**DIRECTIONS**. Each record is to be printed again precisely as it reads.

(Dataset excerpts)
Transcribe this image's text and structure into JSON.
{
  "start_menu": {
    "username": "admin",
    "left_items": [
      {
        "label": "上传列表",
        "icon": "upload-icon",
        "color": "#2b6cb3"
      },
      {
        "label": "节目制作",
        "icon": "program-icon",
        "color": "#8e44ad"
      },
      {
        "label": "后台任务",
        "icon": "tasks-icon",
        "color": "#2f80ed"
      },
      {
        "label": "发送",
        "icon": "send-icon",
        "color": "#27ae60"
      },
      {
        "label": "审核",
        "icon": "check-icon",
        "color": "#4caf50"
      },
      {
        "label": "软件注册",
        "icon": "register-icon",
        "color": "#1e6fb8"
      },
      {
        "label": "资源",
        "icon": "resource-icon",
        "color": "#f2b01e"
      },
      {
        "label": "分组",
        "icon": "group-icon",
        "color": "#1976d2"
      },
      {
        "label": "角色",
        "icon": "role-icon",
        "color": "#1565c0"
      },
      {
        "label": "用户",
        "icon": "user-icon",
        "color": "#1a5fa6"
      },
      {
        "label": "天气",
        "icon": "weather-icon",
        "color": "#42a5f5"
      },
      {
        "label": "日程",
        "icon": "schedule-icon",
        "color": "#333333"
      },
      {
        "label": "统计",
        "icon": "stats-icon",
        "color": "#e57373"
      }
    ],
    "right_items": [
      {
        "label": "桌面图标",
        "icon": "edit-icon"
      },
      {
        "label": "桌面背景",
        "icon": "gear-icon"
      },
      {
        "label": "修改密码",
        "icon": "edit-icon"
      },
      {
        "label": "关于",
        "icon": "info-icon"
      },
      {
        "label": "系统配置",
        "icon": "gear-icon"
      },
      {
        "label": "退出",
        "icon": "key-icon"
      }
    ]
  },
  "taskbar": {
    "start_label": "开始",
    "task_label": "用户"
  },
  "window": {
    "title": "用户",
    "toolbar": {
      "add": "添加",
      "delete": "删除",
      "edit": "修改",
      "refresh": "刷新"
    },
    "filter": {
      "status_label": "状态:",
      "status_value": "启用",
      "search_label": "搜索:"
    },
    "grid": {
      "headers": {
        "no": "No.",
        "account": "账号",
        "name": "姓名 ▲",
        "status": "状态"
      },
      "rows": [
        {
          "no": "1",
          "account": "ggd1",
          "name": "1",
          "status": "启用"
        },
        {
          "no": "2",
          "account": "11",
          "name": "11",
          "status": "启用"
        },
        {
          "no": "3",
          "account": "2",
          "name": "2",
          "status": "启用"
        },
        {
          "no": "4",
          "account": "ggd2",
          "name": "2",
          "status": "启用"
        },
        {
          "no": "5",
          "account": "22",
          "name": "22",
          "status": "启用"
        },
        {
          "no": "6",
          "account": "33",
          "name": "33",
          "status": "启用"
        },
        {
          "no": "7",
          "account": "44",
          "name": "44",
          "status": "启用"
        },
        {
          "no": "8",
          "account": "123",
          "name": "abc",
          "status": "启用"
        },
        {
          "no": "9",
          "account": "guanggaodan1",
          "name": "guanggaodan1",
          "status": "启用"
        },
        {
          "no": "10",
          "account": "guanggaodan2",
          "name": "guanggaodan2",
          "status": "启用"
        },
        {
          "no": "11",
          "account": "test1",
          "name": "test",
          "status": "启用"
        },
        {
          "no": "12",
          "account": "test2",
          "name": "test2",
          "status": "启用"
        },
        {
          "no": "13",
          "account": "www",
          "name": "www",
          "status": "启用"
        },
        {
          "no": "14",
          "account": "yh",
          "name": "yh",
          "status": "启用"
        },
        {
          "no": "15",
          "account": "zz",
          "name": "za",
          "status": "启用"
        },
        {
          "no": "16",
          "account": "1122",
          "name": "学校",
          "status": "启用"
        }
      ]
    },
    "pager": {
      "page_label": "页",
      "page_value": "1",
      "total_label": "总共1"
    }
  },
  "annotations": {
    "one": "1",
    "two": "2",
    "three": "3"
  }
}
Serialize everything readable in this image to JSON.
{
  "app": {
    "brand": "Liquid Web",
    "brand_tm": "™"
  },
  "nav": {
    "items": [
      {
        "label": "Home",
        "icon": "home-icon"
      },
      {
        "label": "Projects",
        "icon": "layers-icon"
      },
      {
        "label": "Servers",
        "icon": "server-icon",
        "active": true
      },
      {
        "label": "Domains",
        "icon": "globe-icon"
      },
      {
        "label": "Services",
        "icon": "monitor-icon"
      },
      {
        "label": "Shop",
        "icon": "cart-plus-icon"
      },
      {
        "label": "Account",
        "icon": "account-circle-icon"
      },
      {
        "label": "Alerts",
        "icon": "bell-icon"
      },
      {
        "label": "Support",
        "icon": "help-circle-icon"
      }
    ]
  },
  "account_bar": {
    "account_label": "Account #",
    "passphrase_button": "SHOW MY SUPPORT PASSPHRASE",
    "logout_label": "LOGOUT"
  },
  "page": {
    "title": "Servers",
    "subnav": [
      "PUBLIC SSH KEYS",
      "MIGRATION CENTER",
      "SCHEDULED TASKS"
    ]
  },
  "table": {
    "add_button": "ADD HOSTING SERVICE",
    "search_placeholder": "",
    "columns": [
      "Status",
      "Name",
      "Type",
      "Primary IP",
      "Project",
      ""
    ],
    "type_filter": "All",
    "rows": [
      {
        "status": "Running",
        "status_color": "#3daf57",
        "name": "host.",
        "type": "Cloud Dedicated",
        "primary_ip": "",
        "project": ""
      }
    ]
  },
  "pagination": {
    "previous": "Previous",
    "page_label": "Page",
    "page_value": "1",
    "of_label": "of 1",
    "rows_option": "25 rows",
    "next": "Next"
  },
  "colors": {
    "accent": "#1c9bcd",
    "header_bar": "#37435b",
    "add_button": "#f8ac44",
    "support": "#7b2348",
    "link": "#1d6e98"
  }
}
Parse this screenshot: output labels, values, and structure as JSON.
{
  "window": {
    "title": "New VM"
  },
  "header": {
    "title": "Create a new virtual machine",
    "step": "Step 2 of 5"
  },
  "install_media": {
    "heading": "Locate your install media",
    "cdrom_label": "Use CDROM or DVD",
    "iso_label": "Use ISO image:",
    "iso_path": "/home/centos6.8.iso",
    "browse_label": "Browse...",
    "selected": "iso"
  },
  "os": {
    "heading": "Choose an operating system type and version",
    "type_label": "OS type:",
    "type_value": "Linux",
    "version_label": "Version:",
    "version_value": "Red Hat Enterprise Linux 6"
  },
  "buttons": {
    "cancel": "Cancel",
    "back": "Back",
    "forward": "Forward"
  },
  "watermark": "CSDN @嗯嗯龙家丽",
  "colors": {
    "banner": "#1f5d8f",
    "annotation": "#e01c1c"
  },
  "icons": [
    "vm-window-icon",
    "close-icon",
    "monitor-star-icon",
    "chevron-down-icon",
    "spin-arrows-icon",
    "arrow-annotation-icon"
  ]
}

**FULL SOLUTION**.
Transcribe this image's text and structure into JSON.
{
  "start_menu": {
    "username": "admin",
    "left_items": [
      {
        "label": "上传列表",
        "icon": "upload-icon",
        "color": "#2b6cb3"
      },
      {
        "label": "节目制作",
        "icon": "program-icon",
        "color": "#8e44ad"
      },
      {
        "label": "后台任务",
        "icon": "tasks-icon",
        "color": "#2f80ed"
      },
      {
        "label": "发送",
        "icon": "send-icon",
        "color": "#27ae60"
      },
      {
        "label": "审核",
        "icon": "check-icon",
        "color": "#4caf50"
      },
      {
        "label": "软件注册",
        "icon": "register-icon",
        "color": "#1e6fb8"
      },
      {
        "label": "资源",
        "icon": "resource-icon",
        "color": "#f2b01e"
      },
      {
        "label": "分组",
        "icon": "group-icon",
        "color": "#1976d2"
      },
      {
        "label": "角色",
        "icon": "role-icon",
        "color": "#1565c0"
      },
      {
        "label": "用户",
        "icon": "user-icon",
        "color": "#1a5fa6"
      },
      {
        "label": "天气",
        "icon": "weather-icon",
        "color": "#42a5f5"
      },
      {
        "label": "日程",
        "icon": "schedule-icon",
        "color": "#333333"
      },
      {
        "label": "统计",
        "icon": "stats-icon",
        "color": "#e57373"
      }
    ],
    "right_items": [
      {
        "label": "桌面图标",
        "icon": "edit-icon"
      },
      {
        "label": "桌面背景",
        "icon": "gear-icon"
      },
      {
        "label": "修改密码",
        "icon": "edit-icon"
      },
      {
        "label": "关于",
        "icon": "info-icon"
      },
      {
        "label": "系统配置",
        "icon": "gear-icon"
      },
      {
        "label": "退出",
        "icon": "key-icon"
      }
    ]
  },
  "taskbar": {
    "start_label": "开始",
    "task_label": "用户"
  },
  "window": {
    "title": "用户",
    "toolbar": {
      "add": "添加",
      "delete": "删除",
      "edit": "修改",
      "refresh": "刷新"
    },
    "filter": {
      "status_label": "状态:",
      "status_value": "启用",
      "search_label": "搜索:"
    },
    "grid": {
      "headers": {
        "no": "No.",
        "account": "账号",
        "name": "姓名 ▲",
        "status": "状态"
      },
      "rows": [
        {
          "no": "1",
          "account": "ggd1",
          "name": "1",
          "status": "启用"
        },
        {
          "no": "2",
          "account": "11",
          "name": "11",
          "status": "启用"
        },
        {
          "no": "3",
          "account": "2",
          "name": "2",
          "status": "启用"
        },
        {
          "no": "4",
          "account": "ggd2",
          "name": "2",
          "status": "启用"
        },
        {
          "no": "5",
          "account": "22",
          "name": "22",
          "status": "启用"
        },
        {
          "no": "6",
          "account": "33",
          "name": "33",
          "status": "启用"
        },
        {
          "no": "7",
          "account": "44",
          "name": "44",
          "status": "启用"
        },
        {
          "no": "8",
          "account": "123",
          "name": "abc",
          "status": "启用"
        },
        {
          "no": "9",
          "account": "guanggaodan1",
          "name": "guanggaodan1",
          "status": "启用"
        },
        {
          "no": "10",
          "account": "guanggaodan2",
          "name": "guanggaodan2",
          "status": "启用"
        },
        {
          "no": "11",
          "account": "test1",
          "name": "test",
          "status": "启用"
        },
        {
          "no": "12",
          "account": "test2",
          "name": "test2",
          "status": "启用"
        },
        {
          "no": "13",
          "account": "www",
          "name": "www",
          "status": "启用"
        },
        {
          "no": "14",
          "account": "yh",
          "name": "yh",
          "status": "启用"
        },
        {
          "no": "15",
          "account": "zz",
          "name": "za",
          "status": "启用"
        },
        {
          "no": "16",
          "account": "1122",
          "name": "学校",
          "status": "启用"
        }
      ]
    },
    "pager": {
      "page_label": "页",
      "page_value": "1",
      "total_label": "总共1"
    }
  },
  "annotations": {
    "one": "1",
    "two": "2",
    "three": "3"
  }
}
Serialize everything readable in this image to JSON.
{
  "app": {
    "brand": "Liquid Web",
    "brand_tm": "™"
  },
  "nav": {
    "items": [
      {
        "label": "Home",
        "icon": "home-icon"
      },
      {
        "label": "Projects",
        "icon": "layers-icon"
      },
      {
        "label": "Servers",
        "icon": "server-icon",
        "active": true
      },
      {
        "label": "Domains",
        "icon": "globe-icon"
      },
      {
        "label": "Services",
        "icon": "monitor-icon"
      },
      {
        "label": "Shop",
        "icon": "cart-plus-icon"
      },
      {
        "label": "Account",
        "icon": "account-circle-icon"
      },
      {
        "label": "Alerts",
        "icon": "bell-icon"
      },
      {
        "label": "Support",
        "icon": "help-circle-icon"
      }
    ]
  },
  "account_bar": {
    "account_label": "Account #",
    "passphrase_button": "SHOW MY SUPPORT PASSPHRASE",
    "logout_label": "LOGOUT"
  },
  "page": {
    "title": "Servers",
    "subnav": [
      "PUBLIC SSH KEYS",
      "MIGRATION CENTER",
      "SCHEDULED TASKS"
    ]
  },
  "table": {
    "add_button": "ADD HOSTING SERVICE",
    "search_placeholder": "",
    "columns": [
      "Status",
      "Name",
      "Type",
      "Primary IP",
      "Project",
      ""
    ],
    "type_filter": "All",
    "rows": [
      {
        "status": "Running",
        "status_color": "#3daf57",
        "name": "host.",
        "type": "Cloud Dedicated",
        "primary_ip": "",
        "project": ""
      }
    ]
  },
  "pagination": {
    "previous": "Previous",
    "page_label": "Page",
    "page_value": "1",
    "of_label": "of 1",
    "rows_option": "25 rows",
    "next": "Next"
  },
  "colors": {
    "accent": "#1c9bcd",
    "header_bar": "#37435b",
    "add_button": "#f8ac44",
    "support": "#7b2348",
    "link": "#1d6e98"
  }
}
Parse this screenshot: output labels, values, and structure as JSON.
{
  "window": {
    "title": "New VM"
  },
  "header": {
    "title": "Create a new virtual machine",
    "step": "Step 2 of 5"
  },
  "install_media": {
    "heading": "Locate your install media",
    "cdrom_label": "Use CDROM or DVD",
    "iso_label": "Use ISO image:",
    "iso_path": "/home/centos6.8.iso",
    "browse_label": "Browse...",
    "selected": "iso"
  },
  "os": {
    "heading": "Choose an operating system type and version",
    "type_label": "OS type:",
    "type_value": "Linux",
    "version_label": "Version:",
    "version_value": "Red Hat Enterprise Linux 6"
  },
  "buttons": {
    "cancel": "Cancel",
    "back": "Back",
    "forward": "Forward"
  },
  "watermark": "CSDN @嗯嗯龙家丽",
  "colors": {
    "banner": "#1f5d8f",
    "annotation": "#e01c1c"
  },
  "icons": [
    "vm-window-icon",
    "close-icon",
    "monitor-star-icon",
    "chevron-down-icon",
    "spin-arrows-icon",
    "arrow-annotation-icon"
  ]
}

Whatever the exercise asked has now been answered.